— START OF Dataset records —

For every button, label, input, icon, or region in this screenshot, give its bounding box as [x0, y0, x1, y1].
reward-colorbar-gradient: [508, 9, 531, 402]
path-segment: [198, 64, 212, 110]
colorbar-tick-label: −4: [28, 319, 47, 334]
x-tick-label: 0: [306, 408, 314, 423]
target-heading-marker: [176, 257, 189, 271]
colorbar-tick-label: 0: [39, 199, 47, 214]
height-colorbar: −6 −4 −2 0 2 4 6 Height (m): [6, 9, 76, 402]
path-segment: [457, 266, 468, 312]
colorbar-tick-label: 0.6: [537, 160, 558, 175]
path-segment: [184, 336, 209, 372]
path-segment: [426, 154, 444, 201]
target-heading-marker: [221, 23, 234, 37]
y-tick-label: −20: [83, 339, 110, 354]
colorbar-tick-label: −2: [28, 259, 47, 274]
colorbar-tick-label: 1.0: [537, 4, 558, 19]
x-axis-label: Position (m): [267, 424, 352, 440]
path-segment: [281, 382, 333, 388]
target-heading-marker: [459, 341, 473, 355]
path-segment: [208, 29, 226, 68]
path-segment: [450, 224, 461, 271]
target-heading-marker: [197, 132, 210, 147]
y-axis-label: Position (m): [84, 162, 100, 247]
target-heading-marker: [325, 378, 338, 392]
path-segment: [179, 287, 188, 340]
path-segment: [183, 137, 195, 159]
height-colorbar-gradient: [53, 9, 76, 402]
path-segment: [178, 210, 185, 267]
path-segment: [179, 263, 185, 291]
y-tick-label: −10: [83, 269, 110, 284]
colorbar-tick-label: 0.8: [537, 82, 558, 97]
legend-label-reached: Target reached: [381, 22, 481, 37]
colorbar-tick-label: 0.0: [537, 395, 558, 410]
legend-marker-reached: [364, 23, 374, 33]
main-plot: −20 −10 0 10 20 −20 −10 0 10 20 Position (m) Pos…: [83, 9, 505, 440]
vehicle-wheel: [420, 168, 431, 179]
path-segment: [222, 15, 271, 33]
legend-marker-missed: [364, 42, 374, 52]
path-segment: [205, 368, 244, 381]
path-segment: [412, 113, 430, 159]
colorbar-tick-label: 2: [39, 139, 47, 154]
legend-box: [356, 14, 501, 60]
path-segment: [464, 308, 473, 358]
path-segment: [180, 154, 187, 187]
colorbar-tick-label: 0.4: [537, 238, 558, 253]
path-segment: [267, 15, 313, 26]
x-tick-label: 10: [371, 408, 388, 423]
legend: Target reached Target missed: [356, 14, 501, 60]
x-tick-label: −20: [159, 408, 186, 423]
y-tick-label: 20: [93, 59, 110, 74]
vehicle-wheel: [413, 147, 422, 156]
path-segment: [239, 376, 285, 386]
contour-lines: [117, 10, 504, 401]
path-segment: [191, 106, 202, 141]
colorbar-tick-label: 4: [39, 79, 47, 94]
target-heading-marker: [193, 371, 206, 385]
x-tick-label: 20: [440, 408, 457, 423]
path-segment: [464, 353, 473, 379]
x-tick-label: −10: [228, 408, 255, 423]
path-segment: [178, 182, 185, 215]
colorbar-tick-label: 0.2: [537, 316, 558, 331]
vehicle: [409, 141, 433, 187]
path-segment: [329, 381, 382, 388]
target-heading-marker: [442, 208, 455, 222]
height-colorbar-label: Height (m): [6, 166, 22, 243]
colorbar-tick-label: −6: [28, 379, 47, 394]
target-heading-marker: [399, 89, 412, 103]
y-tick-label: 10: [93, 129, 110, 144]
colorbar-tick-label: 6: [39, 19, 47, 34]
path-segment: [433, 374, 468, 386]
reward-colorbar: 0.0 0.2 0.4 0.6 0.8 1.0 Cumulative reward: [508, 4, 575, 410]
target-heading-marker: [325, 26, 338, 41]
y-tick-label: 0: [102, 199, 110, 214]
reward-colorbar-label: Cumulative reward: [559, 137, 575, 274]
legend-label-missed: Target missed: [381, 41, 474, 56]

— END OF Dataset records —

Copy every line of the entries above word for word.

For every button, label, input, icon, or region in this screenshot, give its bounding box as [x0, y0, x1, y1].
reward-colorbar-gradient: [508, 9, 531, 402]
path-segment: [198, 64, 212, 110]
colorbar-tick-label: −4: [28, 319, 47, 334]
x-tick-label: 0: [306, 408, 314, 423]
target-heading-marker: [176, 257, 189, 271]
colorbar-tick-label: 0: [39, 199, 47, 214]
height-colorbar: −6 −4 −2 0 2 4 6 Height (m): [6, 9, 76, 402]
path-segment: [457, 266, 468, 312]
colorbar-tick-label: 0.6: [537, 160, 558, 175]
path-segment: [184, 336, 209, 372]
path-segment: [426, 154, 444, 201]
target-heading-marker: [221, 23, 234, 37]
y-tick-label: −20: [83, 339, 110, 354]
colorbar-tick-label: −2: [28, 259, 47, 274]
colorbar-tick-label: 1.0: [537, 4, 558, 19]
x-axis-label: Position (m): [267, 424, 352, 440]
path-segment: [281, 382, 333, 388]
target-heading-marker: [459, 341, 473, 355]
path-segment: [208, 29, 226, 68]
path-segment: [450, 224, 461, 271]
target-heading-marker: [197, 132, 210, 147]
y-axis-label: Position (m): [84, 162, 100, 247]
target-heading-marker: [325, 378, 338, 392]
path-segment: [179, 287, 188, 340]
path-segment: [183, 137, 195, 159]
height-colorbar-gradient: [53, 9, 76, 402]
path-segment: [178, 210, 185, 267]
path-segment: [179, 263, 185, 291]
y-tick-label: −10: [83, 269, 110, 284]
colorbar-tick-label: 0.8: [537, 82, 558, 97]
legend-label-reached: Target reached: [381, 22, 481, 37]
colorbar-tick-label: 0.0: [537, 395, 558, 410]
legend-marker-reached: [364, 23, 374, 33]
main-plot: −20 −10 0 10 20 −20 −10 0 10 20 Position (m) Pos…: [83, 9, 505, 440]
vehicle-wheel: [420, 168, 431, 179]
path-segment: [222, 15, 271, 33]
legend-marker-missed: [364, 42, 374, 52]
path-segment: [205, 368, 244, 381]
path-segment: [412, 113, 430, 159]
colorbar-tick-label: 2: [39, 139, 47, 154]
legend-box: [356, 14, 501, 60]
path-segment: [464, 308, 473, 358]
path-segment: [180, 154, 187, 187]
colorbar-tick-label: 0.4: [537, 238, 558, 253]
path-segment: [267, 15, 313, 26]
x-tick-label: 10: [371, 408, 388, 423]
legend: Target reached Target missed: [356, 14, 501, 60]
x-tick-label: −20: [159, 408, 186, 423]
y-tick-label: 20: [93, 59, 110, 74]
vehicle-wheel: [413, 147, 422, 156]
path-segment: [239, 376, 285, 386]
contour-lines: [117, 10, 504, 401]
path-segment: [191, 106, 202, 141]
colorbar-tick-label: 4: [39, 79, 47, 94]
target-heading-marker: [193, 371, 206, 385]
x-tick-label: 20: [440, 408, 457, 423]
path-segment: [464, 353, 473, 379]
x-tick-label: −10: [228, 408, 255, 423]
path-segment: [178, 182, 185, 215]
colorbar-tick-label: 0.2: [537, 316, 558, 331]
vehicle: [409, 141, 433, 187]
path-segment: [329, 381, 382, 388]
target-heading-marker: [442, 208, 455, 222]
height-colorbar-label: Height (m): [6, 166, 22, 243]
colorbar-tick-label: −6: [28, 379, 47, 394]
target-heading-marker: [399, 89, 412, 103]
y-tick-label: 10: [93, 129, 110, 144]
colorbar-tick-label: 6: [39, 19, 47, 34]
path-segment: [433, 374, 468, 386]
reward-colorbar: 0.0 0.2 0.4 0.6 0.8 1.0 Cumulative reward: [508, 4, 575, 410]
target-heading-marker: [325, 26, 338, 41]
y-tick-label: 0: [102, 199, 110, 214]
reward-colorbar-label: Cumulative reward: [559, 137, 575, 274]
legend-label-missed: Target missed: [381, 41, 474, 56]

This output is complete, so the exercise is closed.